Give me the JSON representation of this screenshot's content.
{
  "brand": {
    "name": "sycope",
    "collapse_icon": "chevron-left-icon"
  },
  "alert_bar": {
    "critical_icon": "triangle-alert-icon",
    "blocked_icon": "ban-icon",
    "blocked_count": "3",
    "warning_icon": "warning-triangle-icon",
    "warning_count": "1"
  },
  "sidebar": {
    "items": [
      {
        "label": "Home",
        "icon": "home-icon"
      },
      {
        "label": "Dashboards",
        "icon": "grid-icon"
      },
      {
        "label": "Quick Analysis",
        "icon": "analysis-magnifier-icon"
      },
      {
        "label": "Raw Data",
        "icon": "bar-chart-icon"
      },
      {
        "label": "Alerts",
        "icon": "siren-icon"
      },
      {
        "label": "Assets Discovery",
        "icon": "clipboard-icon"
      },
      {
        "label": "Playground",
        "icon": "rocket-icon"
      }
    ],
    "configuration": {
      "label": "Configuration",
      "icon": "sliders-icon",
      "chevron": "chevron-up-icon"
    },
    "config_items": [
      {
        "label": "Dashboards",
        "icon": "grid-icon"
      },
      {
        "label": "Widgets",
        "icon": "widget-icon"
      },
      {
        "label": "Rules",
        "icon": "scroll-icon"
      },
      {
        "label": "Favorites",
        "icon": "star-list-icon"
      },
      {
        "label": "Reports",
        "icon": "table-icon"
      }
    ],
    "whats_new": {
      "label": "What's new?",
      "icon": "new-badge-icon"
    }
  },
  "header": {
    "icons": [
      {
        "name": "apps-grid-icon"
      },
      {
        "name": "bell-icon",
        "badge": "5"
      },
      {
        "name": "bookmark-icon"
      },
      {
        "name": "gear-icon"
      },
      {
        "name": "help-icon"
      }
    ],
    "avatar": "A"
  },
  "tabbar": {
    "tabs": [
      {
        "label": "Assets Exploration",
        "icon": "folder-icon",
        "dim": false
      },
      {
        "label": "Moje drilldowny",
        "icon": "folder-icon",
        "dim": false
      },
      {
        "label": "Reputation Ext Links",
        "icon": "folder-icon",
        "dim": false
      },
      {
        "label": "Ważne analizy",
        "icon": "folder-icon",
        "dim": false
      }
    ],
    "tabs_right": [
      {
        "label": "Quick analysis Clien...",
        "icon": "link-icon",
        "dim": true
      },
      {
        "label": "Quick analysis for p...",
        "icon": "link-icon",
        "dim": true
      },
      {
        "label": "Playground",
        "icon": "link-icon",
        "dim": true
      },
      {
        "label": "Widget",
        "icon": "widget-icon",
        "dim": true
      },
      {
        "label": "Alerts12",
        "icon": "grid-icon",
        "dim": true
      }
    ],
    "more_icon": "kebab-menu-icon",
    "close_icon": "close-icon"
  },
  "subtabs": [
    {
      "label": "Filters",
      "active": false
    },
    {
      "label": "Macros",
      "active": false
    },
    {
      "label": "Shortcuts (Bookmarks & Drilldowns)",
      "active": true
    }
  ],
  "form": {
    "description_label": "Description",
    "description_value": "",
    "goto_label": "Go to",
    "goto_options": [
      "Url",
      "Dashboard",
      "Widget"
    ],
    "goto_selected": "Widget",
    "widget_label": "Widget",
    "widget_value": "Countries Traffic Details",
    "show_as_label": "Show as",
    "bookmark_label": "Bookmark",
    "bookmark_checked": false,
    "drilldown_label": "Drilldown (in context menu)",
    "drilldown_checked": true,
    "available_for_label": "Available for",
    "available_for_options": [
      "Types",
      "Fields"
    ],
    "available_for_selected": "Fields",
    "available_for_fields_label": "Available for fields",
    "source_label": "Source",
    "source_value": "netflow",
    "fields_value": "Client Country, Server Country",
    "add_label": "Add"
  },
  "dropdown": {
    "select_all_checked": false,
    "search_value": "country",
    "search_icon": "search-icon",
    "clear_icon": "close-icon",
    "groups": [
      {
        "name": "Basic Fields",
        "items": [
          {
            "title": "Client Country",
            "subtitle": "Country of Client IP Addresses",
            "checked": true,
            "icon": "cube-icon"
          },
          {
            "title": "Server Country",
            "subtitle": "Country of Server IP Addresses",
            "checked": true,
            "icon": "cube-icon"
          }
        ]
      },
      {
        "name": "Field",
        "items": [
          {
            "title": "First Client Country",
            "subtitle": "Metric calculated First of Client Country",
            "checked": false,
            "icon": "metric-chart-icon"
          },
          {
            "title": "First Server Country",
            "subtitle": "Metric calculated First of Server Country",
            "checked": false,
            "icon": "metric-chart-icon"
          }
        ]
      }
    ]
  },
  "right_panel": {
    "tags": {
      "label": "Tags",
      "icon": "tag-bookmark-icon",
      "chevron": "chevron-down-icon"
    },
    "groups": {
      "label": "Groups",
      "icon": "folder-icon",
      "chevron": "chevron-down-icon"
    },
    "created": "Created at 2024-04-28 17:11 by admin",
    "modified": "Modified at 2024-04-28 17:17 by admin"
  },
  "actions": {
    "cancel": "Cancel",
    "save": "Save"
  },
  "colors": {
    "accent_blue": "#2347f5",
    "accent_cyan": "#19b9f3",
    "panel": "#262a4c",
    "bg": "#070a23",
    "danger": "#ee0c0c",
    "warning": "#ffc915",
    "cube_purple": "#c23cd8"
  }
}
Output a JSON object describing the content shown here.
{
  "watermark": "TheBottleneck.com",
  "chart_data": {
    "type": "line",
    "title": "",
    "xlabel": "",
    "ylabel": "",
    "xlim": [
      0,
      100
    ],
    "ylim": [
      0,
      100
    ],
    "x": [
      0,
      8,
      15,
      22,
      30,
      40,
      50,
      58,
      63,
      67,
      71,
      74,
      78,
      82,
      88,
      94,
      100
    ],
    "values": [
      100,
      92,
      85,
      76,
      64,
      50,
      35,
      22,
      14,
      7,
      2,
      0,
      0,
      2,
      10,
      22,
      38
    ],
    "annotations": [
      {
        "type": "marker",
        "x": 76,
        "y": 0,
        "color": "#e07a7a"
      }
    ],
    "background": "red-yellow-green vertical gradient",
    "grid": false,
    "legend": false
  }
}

** What needs to be done **
Reproduce the material verbatim, line by line.

** Answer to this task **
Give me the JSON representation of this screenshot's content.
{
  "brand": {
    "name": "sycope",
    "collapse_icon": "chevron-left-icon"
  },
  "alert_bar": {
    "critical_icon": "triangle-alert-icon",
    "blocked_icon": "ban-icon",
    "blocked_count": "3",
    "warning_icon": "warning-triangle-icon",
    "warning_count": "1"
  },
  "sidebar": {
    "items": [
      {
        "label": "Home",
        "icon": "home-icon"
      },
      {
        "label": "Dashboards",
        "icon": "grid-icon"
      },
      {
        "label": "Quick Analysis",
        "icon": "analysis-magnifier-icon"
      },
      {
        "label": "Raw Data",
        "icon": "bar-chart-icon"
      },
      {
        "label": "Alerts",
        "icon": "siren-icon"
      },
      {
        "label": "Assets Discovery",
        "icon": "clipboard-icon"
      },
      {
        "label": "Playground",
        "icon": "rocket-icon"
      }
    ],
    "configuration": {
      "label": "Configuration",
      "icon": "sliders-icon",
      "chevron": "chevron-up-icon"
    },
    "config_items": [
      {
        "label": "Dashboards",
        "icon": "grid-icon"
      },
      {
        "label": "Widgets",
        "icon": "widget-icon"
      },
      {
        "label": "Rules",
        "icon": "scroll-icon"
      },
      {
        "label": "Favorites",
        "icon": "star-list-icon"
      },
      {
        "label": "Reports",
        "icon": "table-icon"
      }
    ],
    "whats_new": {
      "label": "What's new?",
      "icon": "new-badge-icon"
    }
  },
  "header": {
    "icons": [
      {
        "name": "apps-grid-icon"
      },
      {
        "name": "bell-icon",
        "badge": "5"
      },
      {
        "name": "bookmark-icon"
      },
      {
        "name": "gear-icon"
      },
      {
        "name": "help-icon"
      }
    ],
    "avatar": "A"
  },
  "tabbar": {
    "tabs": [
      {
        "label": "Assets Exploration",
        "icon": "folder-icon",
        "dim": false
      },
      {
        "label": "Moje drilldowny",
        "icon": "folder-icon",
        "dim": false
      },
      {
        "label": "Reputation Ext Links",
        "icon": "folder-icon",
        "dim": false
      },
      {
        "label": "Ważne analizy",
        "icon": "folder-icon",
        "dim": false
      }
    ],
    "tabs_right": [
      {
        "label": "Quick analysis Clien...",
        "icon": "link-icon",
        "dim": true
      },
      {
        "label": "Quick analysis for p...",
        "icon": "link-icon",
        "dim": true
      },
      {
        "label": "Playground",
        "icon": "link-icon",
        "dim": true
      },
      {
        "label": "Widget",
        "icon": "widget-icon",
        "dim": true
      },
      {
        "label": "Alerts12",
        "icon": "grid-icon",
        "dim": true
      }
    ],
    "more_icon": "kebab-menu-icon",
    "close_icon": "close-icon"
  },
  "subtabs": [
    {
      "label": "Filters",
      "active": false
    },
    {
      "label": "Macros",
      "active": false
    },
    {
      "label": "Shortcuts (Bookmarks & Drilldowns)",
      "active": true
    }
  ],
  "form": {
    "description_label": "Description",
    "description_value": "",
    "goto_label": "Go to",
    "goto_options": [
      "Url",
      "Dashboard",
      "Widget"
    ],
    "goto_selected": "Widget",
    "widget_label": "Widget",
    "widget_value": "Countries Traffic Details",
    "show_as_label": "Show as",
    "bookmark_label": "Bookmark",
    "bookmark_checked": false,
    "drilldown_label": "Drilldown (in context menu)",
    "drilldown_checked": true,
    "available_for_label": "Available for",
    "available_for_options": [
      "Types",
      "Fields"
    ],
    "available_for_selected": "Fields",
    "available_for_fields_label": "Available for fields",
    "source_label": "Source",
    "source_value": "netflow",
    "fields_value": "Client Country, Server Country",
    "add_label": "Add"
  },
  "dropdown": {
    "select_all_checked": false,
    "search_value": "country",
    "search_icon": "search-icon",
    "clear_icon": "close-icon",
    "groups": [
      {
        "name": "Basic Fields",
        "items": [
          {
            "title": "Client Country",
            "subtitle": "Country of Client IP Addresses",
            "checked": true,
            "icon": "cube-icon"
          },
          {
            "title": "Server Country",
            "subtitle": "Country of Server IP Addresses",
            "checked": true,
            "icon": "cube-icon"
          }
        ]
      },
      {
        "name": "Field",
        "items": [
          {
            "title": "First Client Country",
            "subtitle": "Metric calculated First of Client Country",
            "checked": false,
            "icon": "metric-chart-icon"
          },
          {
            "title": "First Server Country",
            "subtitle": "Metric calculated First of Server Country",
            "checked": false,
            "icon": "metric-chart-icon"
          }
        ]
      }
    ]
  },
  "right_panel": {
    "tags": {
      "label": "Tags",
      "icon": "tag-bookmark-icon",
      "chevron": "chevron-down-icon"
    },
    "groups": {
      "label": "Groups",
      "icon": "folder-icon",
      "chevron": "chevron-down-icon"
    },
    "created": "Created at 2024-04-28 17:11 by admin",
    "modified": "Modified at 2024-04-28 17:17 by admin"
  },
  "actions": {
    "cancel": "Cancel",
    "save": "Save"
  },
  "colors": {
    "accent_blue": "#2347f5",
    "accent_cyan": "#19b9f3",
    "panel": "#262a4c",
    "bg": "#070a23",
    "danger": "#ee0c0c",
    "warning": "#ffc915",
    "cube_purple": "#c23cd8"
  }
}
Output a JSON object describing the content shown here.
{
  "watermark": "TheBottleneck.com",
  "chart_data": {
    "type": "line",
    "title": "",
    "xlabel": "",
    "ylabel": "",
    "xlim": [
      0,
      100
    ],
    "ylim": [
      0,
      100
    ],
    "x": [
      0,
      8,
      15,
      22,
      30,
      40,
      50,
      58,
      63,
      67,
      71,
      74,
      78,
      82,
      88,
      94,
      100
    ],
    "values": [
      100,
      92,
      85,
      76,
      64,
      50,
      35,
      22,
      14,
      7,
      2,
      0,
      0,
      2,
      10,
      22,
      38
    ],
    "annotations": [
      {
        "type": "marker",
        "x": 76,
        "y": 0,
        "color": "#e07a7a"
      }
    ],
    "background": "red-yellow-green vertical gradient",
    "grid": false,
    "legend": false
  }
}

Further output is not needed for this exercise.